▽

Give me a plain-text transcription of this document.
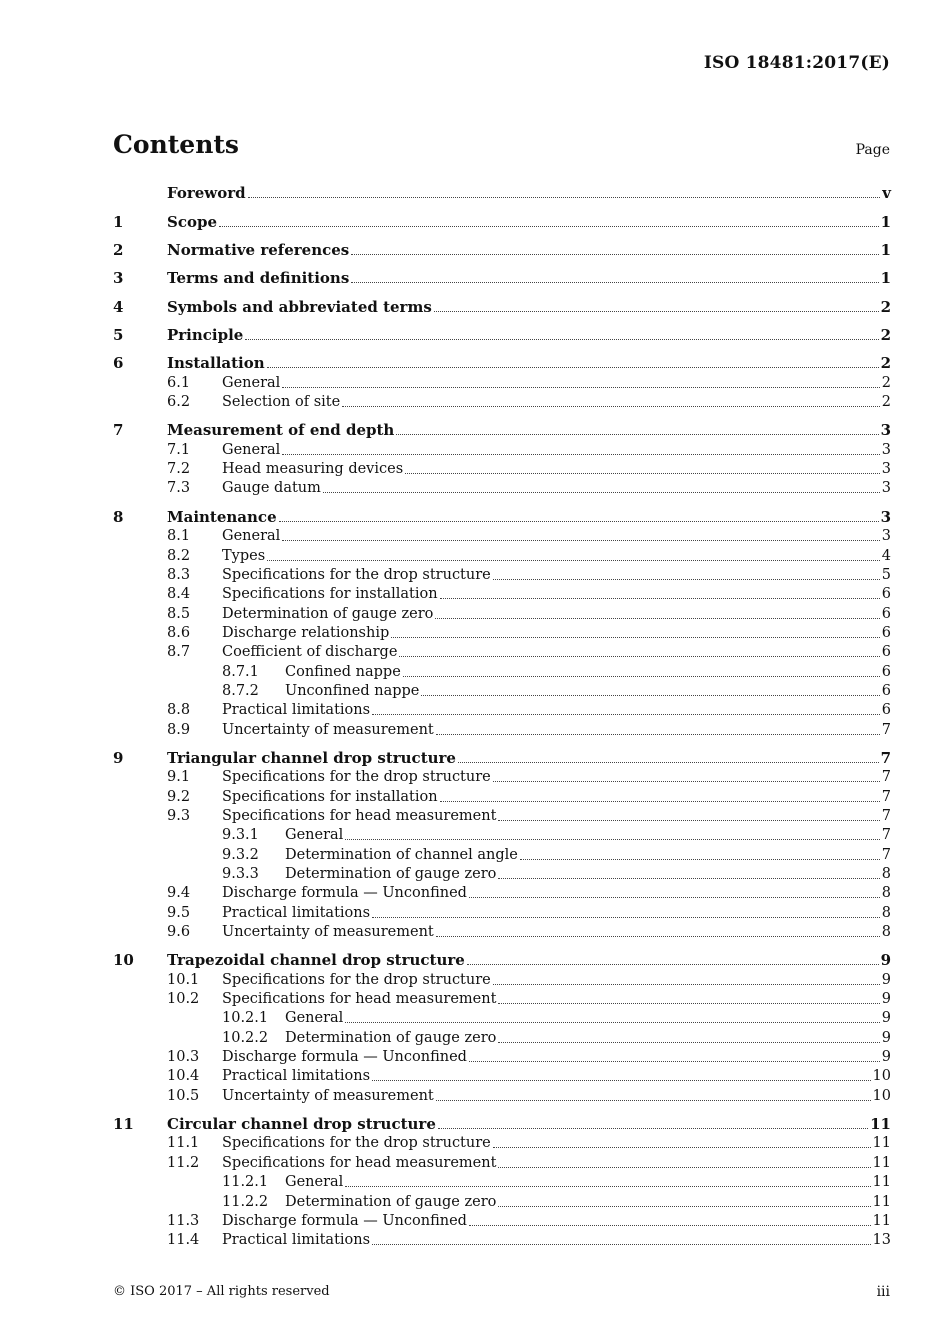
ISO 18481:2017(E)
Contents	Page
Foreword	v
1	Scope	1
2	Normative references	1
3	Terms and definitions	1
4	Symbols and abbreviated terms	2
5	Principle	2
6	Installation	2
6.1	General	2
6.2	Selection of site	2
7	Measurement of end depth	3
7.1	General	3
7.2	Head measuring devices	3
7.3	Gauge datum	3
8	Maintenance	3
8.1	General	3
8.2	Types	4
8.3	Specifications for the drop structure	5
8.4	Specifications for installation	6
8.5	Determination of gauge zero	6
8.6	Discharge relationship	6
8.7	Coefficient of discharge	6
8.7.1	Confined nappe	6
8.7.2	Unconfined nappe	6
8.8	Practical limitations	6
8.9	Uncertainty of measurement	7
9	Triangular channel drop structure	7
9.1	Specifications for the drop structure	7
9.2	Specifications for installation	7
9.3	Specifications for head measurement	7
9.3.1	General	7
9.3.2	Determination of channel angle	7
9.3.3	Determination of gauge zero	8
9.4	Discharge formula — Unconfined	8
9.5	Practical limitations	8
9.6	Uncertainty of measurement	8
10	Trapezoidal channel drop structure	9
10.1	Specifications for the drop structure	9
10.2	Specifications for head measurement	9
10.2.1	General	9
10.2.2	Determination of gauge zero	9
10.3	Discharge formula — Unconfined	9
10.4	Practical limitations	10
10.5	Uncertainty of measurement	10
11	Circular channel drop structure	11
11.1	Specifications for the drop structure	11
11.2	Specifications for head measurement	11
11.2.1	General	11
11.2.2	Determination of gauge zero	11
11.3	Discharge formula — Unconfined	11
11.4	Practical limitations	13
© ISO 2017 – All rights reserved	iii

△

Exercise prompt: Take the listing above and print it exactly, apart from the pictures.

Answer to this problem:
Give me a plain-text transcription of this document.
ISO 18481:2017(E)
Contents	Page
Foreword	v
1	Scope	1
2	Normative references	1
3	Terms and definitions	1
4	Symbols and abbreviated terms	2
5	Principle	2
6	Installation	2
6.1	General	2
6.2	Selection of site	2
7	Measurement of end depth	3
7.1	General	3
7.2	Head measuring devices	3
7.3	Gauge datum	3
8	Maintenance	3
8.1	General	3
8.2	Types	4
8.3	Specifications for the drop structure	5
8.4	Specifications for installation	6
8.5	Determination of gauge zero	6
8.6	Discharge relationship	6
8.7	Coefficient of discharge	6
8.7.1	Confined nappe	6
8.7.2	Unconfined nappe	6
8.8	Practical limitations	6
8.9	Uncertainty of measurement	7
9	Triangular channel drop structure	7
9.1	Specifications for the drop structure	7
9.2	Specifications for installation	7
9.3	Specifications for head measurement	7
9.3.1	General	7
9.3.2	Determination of channel angle	7
9.3.3	Determination of gauge zero	8
9.4	Discharge formula — Unconfined	8
9.5	Practical limitations	8
9.6	Uncertainty of measurement	8
10	Trapezoidal channel drop structure	9
10.1	Specifications for the drop structure	9
10.2	Specifications for head measurement	9
10.2.1	General	9
10.2.2	Determination of gauge zero	9
10.3	Discharge formula — Unconfined	9
10.4	Practical limitations	10
10.5	Uncertainty of measurement	10
11	Circular channel drop structure	11
11.1	Specifications for the drop structure	11
11.2	Specifications for head measurement	11
11.2.1	General	11
11.2.2	Determination of gauge zero	11
11.3	Discharge formula — Unconfined	11
11.4	Practical limitations	13
© ISO 2017 – All rights reserved	iii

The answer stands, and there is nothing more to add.